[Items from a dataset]

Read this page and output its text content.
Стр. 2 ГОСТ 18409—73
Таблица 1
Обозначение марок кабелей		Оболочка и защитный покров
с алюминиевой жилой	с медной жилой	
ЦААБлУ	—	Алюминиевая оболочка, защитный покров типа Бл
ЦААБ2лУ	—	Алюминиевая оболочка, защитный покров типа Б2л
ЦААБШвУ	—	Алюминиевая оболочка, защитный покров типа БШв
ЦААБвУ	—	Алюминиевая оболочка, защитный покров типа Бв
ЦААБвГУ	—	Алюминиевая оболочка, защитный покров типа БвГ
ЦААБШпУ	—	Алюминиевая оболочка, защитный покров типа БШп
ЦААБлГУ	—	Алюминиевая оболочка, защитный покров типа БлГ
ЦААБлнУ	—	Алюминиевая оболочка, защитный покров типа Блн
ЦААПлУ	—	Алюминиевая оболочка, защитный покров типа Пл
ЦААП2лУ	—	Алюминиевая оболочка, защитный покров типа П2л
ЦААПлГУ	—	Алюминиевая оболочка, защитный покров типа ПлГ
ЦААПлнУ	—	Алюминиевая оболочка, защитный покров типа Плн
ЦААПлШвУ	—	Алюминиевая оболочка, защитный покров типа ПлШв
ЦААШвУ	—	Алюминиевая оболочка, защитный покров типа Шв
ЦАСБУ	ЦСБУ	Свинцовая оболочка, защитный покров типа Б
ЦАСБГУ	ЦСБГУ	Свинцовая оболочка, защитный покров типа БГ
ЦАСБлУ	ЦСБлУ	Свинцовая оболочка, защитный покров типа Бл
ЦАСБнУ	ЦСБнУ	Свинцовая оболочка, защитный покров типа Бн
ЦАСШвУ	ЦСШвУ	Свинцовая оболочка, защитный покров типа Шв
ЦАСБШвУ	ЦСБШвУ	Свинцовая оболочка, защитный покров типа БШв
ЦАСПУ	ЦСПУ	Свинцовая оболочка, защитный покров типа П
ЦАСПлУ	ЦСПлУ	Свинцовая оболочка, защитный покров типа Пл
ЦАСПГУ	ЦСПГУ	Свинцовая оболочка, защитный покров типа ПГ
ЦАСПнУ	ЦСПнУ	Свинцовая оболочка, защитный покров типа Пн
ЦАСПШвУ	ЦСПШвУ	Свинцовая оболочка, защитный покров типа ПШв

### Problem
Reproduce the data in full, exactly as presented.

### Output for this task
Read this page and output its text content.
Стр. 2 ГОСТ 18409—73
Таблица 1
Обозначение марок кабелей		Оболочка и защитный покров
с алюминиевой жилой	с медной жилой	
ЦААБлУ	—	Алюминиевая оболочка, защитный покров типа Бл
ЦААБ2лУ	—	Алюминиевая оболочка, защитный покров типа Б2л
ЦААБШвУ	—	Алюминиевая оболочка, защитный покров типа БШв
ЦААБвУ	—	Алюминиевая оболочка, защитный покров типа Бв
ЦААБвГУ	—	Алюминиевая оболочка, защитный покров типа БвГ
ЦААБШпУ	—	Алюминиевая оболочка, защитный покров типа БШп
ЦААБлГУ	—	Алюминиевая оболочка, защитный покров типа БлГ
ЦААБлнУ	—	Алюминиевая оболочка, защитный покров типа Блн
ЦААПлУ	—	Алюминиевая оболочка, защитный покров типа Пл
ЦААП2лУ	—	Алюминиевая оболочка, защитный покров типа П2л
ЦААПлГУ	—	Алюминиевая оболочка, защитный покров типа ПлГ
ЦААПлнУ	—	Алюминиевая оболочка, защитный покров типа Плн
ЦААПлШвУ	—	Алюминиевая оболочка, защитный покров типа ПлШв
ЦААШвУ	—	Алюминиевая оболочка, защитный покров типа Шв
ЦАСБУ	ЦСБУ	Свинцовая оболочка, защитный покров типа Б
ЦАСБГУ	ЦСБГУ	Свинцовая оболочка, защитный покров типа БГ
ЦАСБлУ	ЦСБлУ	Свинцовая оболочка, защитный покров типа Бл
ЦАСБнУ	ЦСБнУ	Свинцовая оболочка, защитный покров типа Бн
ЦАСШвУ	ЦСШвУ	Свинцовая оболочка, защитный покров типа Шв
ЦАСБШвУ	ЦСБШвУ	Свинцовая оболочка, защитный покров типа БШв
ЦАСПУ	ЦСПУ	Свинцовая оболочка, защитный покров типа П
ЦАСПлУ	ЦСПлУ	Свинцовая оболочка, защитный покров типа Пл
ЦАСПГУ	ЦСПГУ	Свинцовая оболочка, защитный покров типа ПГ
ЦАСПнУ	ЦСПнУ	Свинцовая оболочка, защитный покров типа Пн
ЦАСПШвУ	ЦСПШвУ	Свинцовая оболочка, защитный покров типа ПШв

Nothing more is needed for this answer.